Write out all lines holding the word "this".

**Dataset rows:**

— START —

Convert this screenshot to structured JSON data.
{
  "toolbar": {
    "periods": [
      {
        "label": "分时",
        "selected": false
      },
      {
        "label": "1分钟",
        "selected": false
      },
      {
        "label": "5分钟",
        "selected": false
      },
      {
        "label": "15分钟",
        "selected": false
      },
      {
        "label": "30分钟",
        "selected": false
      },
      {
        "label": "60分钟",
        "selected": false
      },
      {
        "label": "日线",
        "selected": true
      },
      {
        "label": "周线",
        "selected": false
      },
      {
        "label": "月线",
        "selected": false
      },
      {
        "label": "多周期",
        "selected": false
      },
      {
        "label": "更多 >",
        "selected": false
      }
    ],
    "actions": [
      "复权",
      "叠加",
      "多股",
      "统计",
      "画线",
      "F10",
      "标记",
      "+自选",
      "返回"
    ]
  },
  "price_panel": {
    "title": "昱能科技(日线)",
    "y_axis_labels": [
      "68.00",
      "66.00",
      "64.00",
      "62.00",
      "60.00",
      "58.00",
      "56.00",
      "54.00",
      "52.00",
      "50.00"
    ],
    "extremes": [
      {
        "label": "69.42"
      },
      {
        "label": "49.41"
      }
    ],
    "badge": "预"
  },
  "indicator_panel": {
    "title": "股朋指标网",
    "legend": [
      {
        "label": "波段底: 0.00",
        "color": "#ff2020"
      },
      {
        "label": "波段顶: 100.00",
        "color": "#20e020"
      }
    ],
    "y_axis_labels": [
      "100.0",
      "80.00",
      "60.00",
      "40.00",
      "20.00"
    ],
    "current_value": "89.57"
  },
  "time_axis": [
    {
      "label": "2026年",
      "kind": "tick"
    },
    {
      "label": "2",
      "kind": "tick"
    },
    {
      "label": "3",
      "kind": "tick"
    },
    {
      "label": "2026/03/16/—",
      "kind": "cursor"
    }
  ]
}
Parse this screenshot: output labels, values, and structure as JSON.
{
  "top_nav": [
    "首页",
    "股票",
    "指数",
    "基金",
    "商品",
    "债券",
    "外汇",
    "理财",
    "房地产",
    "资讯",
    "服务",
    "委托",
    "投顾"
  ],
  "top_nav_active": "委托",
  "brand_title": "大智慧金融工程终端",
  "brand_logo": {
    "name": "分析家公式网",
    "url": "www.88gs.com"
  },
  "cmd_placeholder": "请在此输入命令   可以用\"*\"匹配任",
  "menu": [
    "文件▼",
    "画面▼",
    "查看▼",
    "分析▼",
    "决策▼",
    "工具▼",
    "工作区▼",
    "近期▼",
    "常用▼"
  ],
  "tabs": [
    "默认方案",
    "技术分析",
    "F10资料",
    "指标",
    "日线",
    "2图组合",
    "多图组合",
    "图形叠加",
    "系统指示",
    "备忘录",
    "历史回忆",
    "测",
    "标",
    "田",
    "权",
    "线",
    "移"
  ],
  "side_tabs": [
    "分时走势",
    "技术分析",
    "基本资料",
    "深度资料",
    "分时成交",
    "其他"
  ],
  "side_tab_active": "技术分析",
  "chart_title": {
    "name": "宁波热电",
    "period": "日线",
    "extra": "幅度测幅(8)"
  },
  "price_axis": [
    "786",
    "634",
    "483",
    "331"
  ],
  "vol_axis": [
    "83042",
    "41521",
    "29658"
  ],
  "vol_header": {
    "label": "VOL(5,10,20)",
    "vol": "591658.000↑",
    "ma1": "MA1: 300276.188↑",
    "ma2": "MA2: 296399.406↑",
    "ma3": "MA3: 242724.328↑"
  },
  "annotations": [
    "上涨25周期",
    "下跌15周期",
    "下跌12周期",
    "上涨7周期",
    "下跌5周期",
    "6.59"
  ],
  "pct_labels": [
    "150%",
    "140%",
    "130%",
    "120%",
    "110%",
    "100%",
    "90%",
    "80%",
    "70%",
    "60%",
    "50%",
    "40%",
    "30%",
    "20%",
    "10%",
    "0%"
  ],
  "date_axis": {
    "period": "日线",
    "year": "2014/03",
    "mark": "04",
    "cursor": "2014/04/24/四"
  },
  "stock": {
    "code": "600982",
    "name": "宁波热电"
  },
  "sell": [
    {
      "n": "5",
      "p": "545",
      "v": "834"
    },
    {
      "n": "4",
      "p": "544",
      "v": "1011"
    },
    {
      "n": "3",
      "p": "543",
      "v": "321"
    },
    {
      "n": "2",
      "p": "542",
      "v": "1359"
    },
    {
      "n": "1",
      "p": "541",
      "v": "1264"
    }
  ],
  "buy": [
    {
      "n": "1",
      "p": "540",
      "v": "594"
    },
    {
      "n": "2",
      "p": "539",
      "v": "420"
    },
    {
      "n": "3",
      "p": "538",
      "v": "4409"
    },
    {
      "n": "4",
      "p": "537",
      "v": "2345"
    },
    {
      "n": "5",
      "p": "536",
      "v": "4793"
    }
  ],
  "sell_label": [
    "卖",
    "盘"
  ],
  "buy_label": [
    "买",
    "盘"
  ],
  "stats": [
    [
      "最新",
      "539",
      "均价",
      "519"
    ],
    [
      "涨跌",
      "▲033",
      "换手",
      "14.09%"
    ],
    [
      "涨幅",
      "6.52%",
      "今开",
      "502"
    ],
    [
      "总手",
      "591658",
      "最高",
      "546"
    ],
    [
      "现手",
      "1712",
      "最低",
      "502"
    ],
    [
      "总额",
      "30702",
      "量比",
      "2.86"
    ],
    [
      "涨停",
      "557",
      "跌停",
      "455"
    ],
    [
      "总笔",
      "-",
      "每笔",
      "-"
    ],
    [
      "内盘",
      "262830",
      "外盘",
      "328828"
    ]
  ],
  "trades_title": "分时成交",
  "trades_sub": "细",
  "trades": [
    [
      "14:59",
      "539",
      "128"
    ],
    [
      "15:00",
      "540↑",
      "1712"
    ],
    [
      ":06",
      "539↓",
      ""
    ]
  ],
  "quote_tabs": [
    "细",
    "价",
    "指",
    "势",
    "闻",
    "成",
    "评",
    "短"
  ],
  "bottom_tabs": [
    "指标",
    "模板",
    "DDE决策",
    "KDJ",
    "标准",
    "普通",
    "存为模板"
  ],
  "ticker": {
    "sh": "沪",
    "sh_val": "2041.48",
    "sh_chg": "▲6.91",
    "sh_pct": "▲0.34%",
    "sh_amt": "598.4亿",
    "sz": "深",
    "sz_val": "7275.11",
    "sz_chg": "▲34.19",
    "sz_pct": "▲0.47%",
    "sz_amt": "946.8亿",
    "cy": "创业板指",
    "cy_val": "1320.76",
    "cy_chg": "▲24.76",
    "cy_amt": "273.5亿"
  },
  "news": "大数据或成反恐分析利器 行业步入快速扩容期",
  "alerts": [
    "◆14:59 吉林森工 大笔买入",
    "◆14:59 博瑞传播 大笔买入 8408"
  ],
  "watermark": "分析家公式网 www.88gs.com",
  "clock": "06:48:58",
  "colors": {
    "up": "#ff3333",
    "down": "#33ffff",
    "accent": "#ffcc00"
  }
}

— END —

**Expected answer:**
Convert this screenshot to structured JSON data.
Parse this screenshot: output labels, values, and structure as JSON.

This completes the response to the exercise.